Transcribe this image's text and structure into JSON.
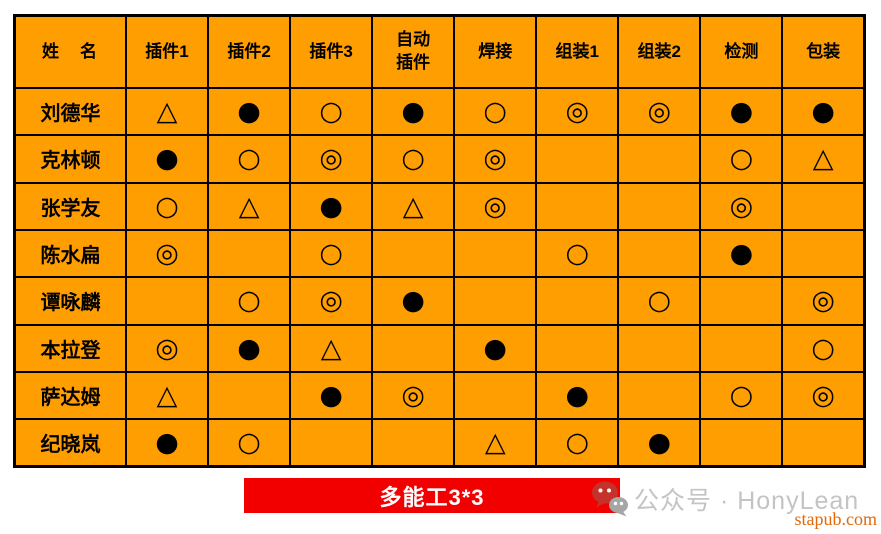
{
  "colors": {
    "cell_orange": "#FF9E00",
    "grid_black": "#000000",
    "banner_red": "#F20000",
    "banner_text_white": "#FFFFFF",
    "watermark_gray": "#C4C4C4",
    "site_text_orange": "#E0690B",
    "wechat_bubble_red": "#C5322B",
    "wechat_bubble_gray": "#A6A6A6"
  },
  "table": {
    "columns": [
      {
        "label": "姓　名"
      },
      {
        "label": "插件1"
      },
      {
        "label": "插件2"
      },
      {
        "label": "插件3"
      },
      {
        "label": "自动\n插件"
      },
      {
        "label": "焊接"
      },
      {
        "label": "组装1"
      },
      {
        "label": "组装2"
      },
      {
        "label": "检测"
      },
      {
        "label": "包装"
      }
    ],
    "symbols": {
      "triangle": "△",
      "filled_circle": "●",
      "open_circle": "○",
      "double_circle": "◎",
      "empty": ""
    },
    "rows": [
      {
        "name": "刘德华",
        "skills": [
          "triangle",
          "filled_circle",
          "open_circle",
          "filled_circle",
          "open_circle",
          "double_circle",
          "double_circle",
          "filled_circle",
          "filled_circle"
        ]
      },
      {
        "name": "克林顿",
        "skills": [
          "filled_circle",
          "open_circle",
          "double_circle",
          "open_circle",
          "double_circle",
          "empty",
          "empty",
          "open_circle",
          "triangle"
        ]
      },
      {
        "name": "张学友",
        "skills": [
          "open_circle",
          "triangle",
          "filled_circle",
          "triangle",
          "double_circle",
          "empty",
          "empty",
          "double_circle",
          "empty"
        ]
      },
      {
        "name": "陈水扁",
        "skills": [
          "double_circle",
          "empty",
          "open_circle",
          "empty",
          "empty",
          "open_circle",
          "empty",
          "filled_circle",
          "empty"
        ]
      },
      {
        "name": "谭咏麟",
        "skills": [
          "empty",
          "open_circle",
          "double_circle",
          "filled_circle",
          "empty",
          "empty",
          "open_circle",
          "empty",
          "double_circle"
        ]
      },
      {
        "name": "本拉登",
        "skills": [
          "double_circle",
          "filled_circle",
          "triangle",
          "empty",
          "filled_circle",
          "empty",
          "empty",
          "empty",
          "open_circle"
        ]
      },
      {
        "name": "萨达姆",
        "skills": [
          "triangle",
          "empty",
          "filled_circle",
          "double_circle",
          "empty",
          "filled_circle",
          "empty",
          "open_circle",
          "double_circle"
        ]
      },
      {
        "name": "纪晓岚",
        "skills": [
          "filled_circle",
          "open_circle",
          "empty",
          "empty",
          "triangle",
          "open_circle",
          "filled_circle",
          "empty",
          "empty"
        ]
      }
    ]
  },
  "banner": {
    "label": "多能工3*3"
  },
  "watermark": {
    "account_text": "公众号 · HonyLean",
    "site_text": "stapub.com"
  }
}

### Exercise task
Leave every image out, and retype the material exactly.

### Solution to this problem
Transcribe this image's text and structure into JSON.
{
  "colors": {
    "cell_orange": "#FF9E00",
    "grid_black": "#000000",
    "banner_red": "#F20000",
    "banner_text_white": "#FFFFFF",
    "watermark_gray": "#C4C4C4",
    "site_text_orange": "#E0690B",
    "wechat_bubble_red": "#C5322B",
    "wechat_bubble_gray": "#A6A6A6"
  },
  "table": {
    "columns": [
      {
        "label": "姓　名"
      },
      {
        "label": "插件1"
      },
      {
        "label": "插件2"
      },
      {
        "label": "插件3"
      },
      {
        "label": "自动\n插件"
      },
      {
        "label": "焊接"
      },
      {
        "label": "组装1"
      },
      {
        "label": "组装2"
      },
      {
        "label": "检测"
      },
      {
        "label": "包装"
      }
    ],
    "symbols": {
      "triangle": "△",
      "filled_circle": "●",
      "open_circle": "○",
      "double_circle": "◎",
      "empty": ""
    },
    "rows": [
      {
        "name": "刘德华",
        "skills": [
          "triangle",
          "filled_circle",
          "open_circle",
          "filled_circle",
          "open_circle",
          "double_circle",
          "double_circle",
          "filled_circle",
          "filled_circle"
        ]
      },
      {
        "name": "克林顿",
        "skills": [
          "filled_circle",
          "open_circle",
          "double_circle",
          "open_circle",
          "double_circle",
          "empty",
          "empty",
          "open_circle",
          "triangle"
        ]
      },
      {
        "name": "张学友",
        "skills": [
          "open_circle",
          "triangle",
          "filled_circle",
          "triangle",
          "double_circle",
          "empty",
          "empty",
          "double_circle",
          "empty"
        ]
      },
      {
        "name": "陈水扁",
        "skills": [
          "double_circle",
          "empty",
          "open_circle",
          "empty",
          "empty",
          "open_circle",
          "empty",
          "filled_circle",
          "empty"
        ]
      },
      {
        "name": "谭咏麟",
        "skills": [
          "empty",
          "open_circle",
          "double_circle",
          "filled_circle",
          "empty",
          "empty",
          "open_circle",
          "empty",
          "double_circle"
        ]
      },
      {
        "name": "本拉登",
        "skills": [
          "double_circle",
          "filled_circle",
          "triangle",
          "empty",
          "filled_circle",
          "empty",
          "empty",
          "empty",
          "open_circle"
        ]
      },
      {
        "name": "萨达姆",
        "skills": [
          "triangle",
          "empty",
          "filled_circle",
          "double_circle",
          "empty",
          "filled_circle",
          "empty",
          "open_circle",
          "double_circle"
        ]
      },
      {
        "name": "纪晓岚",
        "skills": [
          "filled_circle",
          "open_circle",
          "empty",
          "empty",
          "triangle",
          "open_circle",
          "filled_circle",
          "empty",
          "empty"
        ]
      }
    ]
  },
  "banner": {
    "label": "多能工3*3"
  },
  "watermark": {
    "account_text": "公众号 · HonyLean",
    "site_text": "stapub.com"
  }
}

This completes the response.